**Stated problem**
Where does the string "open" appear? Copy every line of the entries below that holds it.

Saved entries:
▽

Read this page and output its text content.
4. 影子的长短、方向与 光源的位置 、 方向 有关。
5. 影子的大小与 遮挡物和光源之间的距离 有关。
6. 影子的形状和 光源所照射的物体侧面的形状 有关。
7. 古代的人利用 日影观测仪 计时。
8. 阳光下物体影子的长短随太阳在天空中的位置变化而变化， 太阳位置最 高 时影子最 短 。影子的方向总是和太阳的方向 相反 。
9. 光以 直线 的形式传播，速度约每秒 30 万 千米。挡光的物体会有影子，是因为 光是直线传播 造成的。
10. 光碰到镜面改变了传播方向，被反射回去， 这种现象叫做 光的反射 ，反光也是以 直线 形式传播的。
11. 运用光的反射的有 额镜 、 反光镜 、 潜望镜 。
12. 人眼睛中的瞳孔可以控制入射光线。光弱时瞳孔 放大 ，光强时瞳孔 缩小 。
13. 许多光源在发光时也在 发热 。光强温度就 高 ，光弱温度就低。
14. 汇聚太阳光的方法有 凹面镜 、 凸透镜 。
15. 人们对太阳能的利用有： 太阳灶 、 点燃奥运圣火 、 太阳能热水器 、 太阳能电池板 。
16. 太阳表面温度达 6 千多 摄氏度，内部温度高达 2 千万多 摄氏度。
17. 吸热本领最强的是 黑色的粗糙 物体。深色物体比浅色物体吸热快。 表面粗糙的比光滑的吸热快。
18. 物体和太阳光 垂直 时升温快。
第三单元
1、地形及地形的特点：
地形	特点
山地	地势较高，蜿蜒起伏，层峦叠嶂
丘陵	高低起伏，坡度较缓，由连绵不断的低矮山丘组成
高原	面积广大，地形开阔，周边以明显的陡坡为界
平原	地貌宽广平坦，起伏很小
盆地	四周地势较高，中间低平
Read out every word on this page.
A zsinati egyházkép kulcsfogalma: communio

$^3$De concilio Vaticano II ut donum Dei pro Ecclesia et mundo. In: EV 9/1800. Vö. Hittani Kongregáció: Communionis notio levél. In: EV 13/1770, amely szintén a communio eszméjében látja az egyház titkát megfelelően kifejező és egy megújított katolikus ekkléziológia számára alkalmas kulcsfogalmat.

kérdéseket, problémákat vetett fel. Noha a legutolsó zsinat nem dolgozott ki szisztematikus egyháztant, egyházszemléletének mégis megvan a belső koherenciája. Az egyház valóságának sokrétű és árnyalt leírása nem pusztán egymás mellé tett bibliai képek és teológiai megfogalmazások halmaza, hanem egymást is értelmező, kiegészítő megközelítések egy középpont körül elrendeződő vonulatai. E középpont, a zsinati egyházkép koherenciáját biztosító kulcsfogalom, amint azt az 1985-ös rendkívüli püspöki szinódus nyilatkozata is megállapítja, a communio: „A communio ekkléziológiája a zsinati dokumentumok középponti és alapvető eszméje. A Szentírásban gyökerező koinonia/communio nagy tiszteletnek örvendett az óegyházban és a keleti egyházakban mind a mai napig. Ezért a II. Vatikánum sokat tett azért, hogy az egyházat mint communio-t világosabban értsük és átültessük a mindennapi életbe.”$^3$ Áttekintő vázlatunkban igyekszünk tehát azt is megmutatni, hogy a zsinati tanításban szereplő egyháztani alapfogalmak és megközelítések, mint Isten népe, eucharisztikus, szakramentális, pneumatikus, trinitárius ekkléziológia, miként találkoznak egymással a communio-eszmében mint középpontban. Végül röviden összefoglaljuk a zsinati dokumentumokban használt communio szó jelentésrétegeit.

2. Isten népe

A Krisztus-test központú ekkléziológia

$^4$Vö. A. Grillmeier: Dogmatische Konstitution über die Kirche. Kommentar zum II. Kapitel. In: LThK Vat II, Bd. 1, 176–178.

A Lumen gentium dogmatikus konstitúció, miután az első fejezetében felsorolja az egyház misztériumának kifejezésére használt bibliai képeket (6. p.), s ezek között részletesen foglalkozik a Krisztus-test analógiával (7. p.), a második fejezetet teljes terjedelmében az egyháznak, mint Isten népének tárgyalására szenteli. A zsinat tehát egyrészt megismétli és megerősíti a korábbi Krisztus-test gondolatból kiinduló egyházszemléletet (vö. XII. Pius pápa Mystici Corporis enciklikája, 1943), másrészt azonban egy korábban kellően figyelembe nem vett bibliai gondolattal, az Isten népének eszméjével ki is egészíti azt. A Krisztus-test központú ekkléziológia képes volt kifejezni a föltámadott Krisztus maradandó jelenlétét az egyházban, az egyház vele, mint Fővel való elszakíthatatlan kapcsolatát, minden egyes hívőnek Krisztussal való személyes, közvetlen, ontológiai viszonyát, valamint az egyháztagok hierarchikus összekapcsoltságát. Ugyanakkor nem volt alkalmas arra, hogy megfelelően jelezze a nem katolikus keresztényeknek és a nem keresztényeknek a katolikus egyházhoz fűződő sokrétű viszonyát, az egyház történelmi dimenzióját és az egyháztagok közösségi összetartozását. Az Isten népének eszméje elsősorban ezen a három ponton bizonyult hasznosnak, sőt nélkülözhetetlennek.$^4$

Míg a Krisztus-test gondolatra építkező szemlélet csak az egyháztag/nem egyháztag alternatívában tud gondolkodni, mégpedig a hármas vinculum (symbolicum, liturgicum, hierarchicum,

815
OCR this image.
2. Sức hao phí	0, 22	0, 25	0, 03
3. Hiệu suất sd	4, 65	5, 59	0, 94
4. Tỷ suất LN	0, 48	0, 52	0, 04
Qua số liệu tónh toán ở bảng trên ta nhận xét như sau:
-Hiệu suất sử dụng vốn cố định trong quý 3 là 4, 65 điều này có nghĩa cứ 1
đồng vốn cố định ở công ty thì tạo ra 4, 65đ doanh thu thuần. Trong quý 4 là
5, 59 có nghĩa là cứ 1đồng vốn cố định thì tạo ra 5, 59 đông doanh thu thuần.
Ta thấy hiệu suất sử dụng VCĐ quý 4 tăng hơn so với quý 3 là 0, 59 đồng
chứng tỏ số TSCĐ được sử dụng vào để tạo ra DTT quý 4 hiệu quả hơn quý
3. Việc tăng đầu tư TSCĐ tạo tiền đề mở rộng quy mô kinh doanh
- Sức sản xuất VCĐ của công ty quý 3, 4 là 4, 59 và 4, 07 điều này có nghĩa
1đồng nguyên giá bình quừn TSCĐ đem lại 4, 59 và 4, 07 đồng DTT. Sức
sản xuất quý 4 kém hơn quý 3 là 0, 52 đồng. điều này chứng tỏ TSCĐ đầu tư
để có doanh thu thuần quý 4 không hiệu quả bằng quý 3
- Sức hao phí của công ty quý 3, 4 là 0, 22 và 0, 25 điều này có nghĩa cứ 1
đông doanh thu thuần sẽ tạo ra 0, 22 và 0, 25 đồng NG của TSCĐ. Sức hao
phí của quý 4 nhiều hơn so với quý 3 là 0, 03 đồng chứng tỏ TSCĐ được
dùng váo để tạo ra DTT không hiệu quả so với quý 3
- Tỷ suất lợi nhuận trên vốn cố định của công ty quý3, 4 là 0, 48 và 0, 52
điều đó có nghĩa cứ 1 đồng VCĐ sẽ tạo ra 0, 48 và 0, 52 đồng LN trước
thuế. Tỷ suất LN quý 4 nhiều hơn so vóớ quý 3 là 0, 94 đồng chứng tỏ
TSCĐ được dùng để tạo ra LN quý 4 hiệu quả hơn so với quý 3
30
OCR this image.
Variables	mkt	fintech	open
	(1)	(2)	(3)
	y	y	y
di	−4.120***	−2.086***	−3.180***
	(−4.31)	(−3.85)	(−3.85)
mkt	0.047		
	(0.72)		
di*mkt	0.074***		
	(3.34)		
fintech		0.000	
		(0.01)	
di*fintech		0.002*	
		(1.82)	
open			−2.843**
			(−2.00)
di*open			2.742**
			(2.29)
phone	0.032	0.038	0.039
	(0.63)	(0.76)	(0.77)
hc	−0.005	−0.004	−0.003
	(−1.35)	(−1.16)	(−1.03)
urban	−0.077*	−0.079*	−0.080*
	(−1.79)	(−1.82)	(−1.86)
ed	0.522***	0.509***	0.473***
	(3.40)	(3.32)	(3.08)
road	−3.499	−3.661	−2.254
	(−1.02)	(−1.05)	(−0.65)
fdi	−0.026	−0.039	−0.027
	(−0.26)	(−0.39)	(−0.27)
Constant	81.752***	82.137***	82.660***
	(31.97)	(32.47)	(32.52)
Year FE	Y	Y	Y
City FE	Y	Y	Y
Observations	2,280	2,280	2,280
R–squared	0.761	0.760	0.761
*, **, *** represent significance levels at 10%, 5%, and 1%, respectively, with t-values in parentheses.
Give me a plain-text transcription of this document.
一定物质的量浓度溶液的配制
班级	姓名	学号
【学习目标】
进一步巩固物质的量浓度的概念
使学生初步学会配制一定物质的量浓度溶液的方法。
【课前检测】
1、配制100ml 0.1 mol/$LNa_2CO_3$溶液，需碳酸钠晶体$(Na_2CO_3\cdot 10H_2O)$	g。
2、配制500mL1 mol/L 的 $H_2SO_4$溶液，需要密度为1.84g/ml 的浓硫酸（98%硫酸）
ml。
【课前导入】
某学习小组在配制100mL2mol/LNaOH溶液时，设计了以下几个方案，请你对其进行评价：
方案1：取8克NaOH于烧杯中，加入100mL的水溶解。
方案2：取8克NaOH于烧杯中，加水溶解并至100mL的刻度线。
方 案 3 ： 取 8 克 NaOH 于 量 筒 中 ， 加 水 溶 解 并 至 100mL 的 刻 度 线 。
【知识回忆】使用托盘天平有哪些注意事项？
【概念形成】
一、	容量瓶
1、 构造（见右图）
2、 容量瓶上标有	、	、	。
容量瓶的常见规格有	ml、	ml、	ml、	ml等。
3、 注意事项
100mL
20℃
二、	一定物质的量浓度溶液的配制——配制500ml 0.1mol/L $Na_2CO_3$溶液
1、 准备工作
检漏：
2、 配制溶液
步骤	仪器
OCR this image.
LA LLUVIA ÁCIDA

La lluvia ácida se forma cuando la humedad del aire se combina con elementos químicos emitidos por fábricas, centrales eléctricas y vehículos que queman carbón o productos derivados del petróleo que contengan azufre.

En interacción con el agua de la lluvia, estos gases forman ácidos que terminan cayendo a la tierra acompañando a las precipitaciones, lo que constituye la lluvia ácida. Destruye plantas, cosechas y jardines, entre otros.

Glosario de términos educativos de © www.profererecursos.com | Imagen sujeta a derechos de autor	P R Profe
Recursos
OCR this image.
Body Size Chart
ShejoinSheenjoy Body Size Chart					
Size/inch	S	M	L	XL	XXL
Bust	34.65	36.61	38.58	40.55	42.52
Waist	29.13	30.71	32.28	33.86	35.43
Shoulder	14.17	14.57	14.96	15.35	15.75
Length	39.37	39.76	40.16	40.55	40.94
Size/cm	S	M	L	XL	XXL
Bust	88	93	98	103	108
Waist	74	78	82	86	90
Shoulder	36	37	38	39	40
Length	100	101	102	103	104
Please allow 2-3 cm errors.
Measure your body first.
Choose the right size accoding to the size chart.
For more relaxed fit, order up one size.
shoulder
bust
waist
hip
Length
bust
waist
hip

△

**Solved problem**
Variables	mkt	fintech	open
open			−2.843**
di*open			2.742**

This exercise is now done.